§ **Task goal**
Retype everything in the listing, leaving each line exactly as it is.

§ **Records for this exercise**
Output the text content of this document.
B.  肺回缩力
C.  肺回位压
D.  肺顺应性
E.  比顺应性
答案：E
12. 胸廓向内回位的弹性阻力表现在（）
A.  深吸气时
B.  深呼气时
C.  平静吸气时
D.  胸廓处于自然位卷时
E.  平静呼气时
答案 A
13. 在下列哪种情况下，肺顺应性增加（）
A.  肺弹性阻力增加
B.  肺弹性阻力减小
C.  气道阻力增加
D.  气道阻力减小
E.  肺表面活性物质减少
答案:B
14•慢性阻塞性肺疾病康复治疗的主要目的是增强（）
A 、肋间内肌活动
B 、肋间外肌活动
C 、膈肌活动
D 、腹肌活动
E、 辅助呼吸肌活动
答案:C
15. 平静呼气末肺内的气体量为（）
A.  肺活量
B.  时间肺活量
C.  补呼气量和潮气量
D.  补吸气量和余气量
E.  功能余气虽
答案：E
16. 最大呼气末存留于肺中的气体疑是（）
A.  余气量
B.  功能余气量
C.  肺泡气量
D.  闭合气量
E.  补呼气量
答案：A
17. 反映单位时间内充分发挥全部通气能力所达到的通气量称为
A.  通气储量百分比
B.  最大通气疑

§ **Reply to the task**
Output the text content of this document.
B.  肺回缩力
C.  肺回位压
D.  肺顺应性
E.  比顺应性
答案：E
12. 胸廓向内回位的弹性阻力表现在（）
A.  深吸气时
B.  深呼气时
C.  平静吸气时
D.  胸廓处于自然位卷时
E.  平静呼气时
答案 A
13. 在下列哪种情况下，肺顺应性增加（）
A.  肺弹性阻力增加
B.  肺弹性阻力减小
C.  气道阻力增加
D.  气道阻力减小
E.  肺表面活性物质减少
答案:B
14•慢性阻塞性肺疾病康复治疗的主要目的是增强（）
A 、肋间内肌活动
B 、肋间外肌活动
C 、膈肌活动
D 、腹肌活动
E、 辅助呼吸肌活动
答案:C
15. 平静呼气末肺内的气体量为（）
A.  肺活量
B.  时间肺活量
C.  补呼气量和潮气量
D.  补吸气量和余气量
E.  功能余气虽
答案：E
16. 最大呼气末存留于肺中的气体疑是（）
A.  余气量
B.  功能余气量
C.  肺泡气量
D.  闭合气量
E.  补呼气量
答案：A
17. 反映单位时间内充分发挥全部通气能力所达到的通气量称为
A.  通气储量百分比
B.  最大通气疑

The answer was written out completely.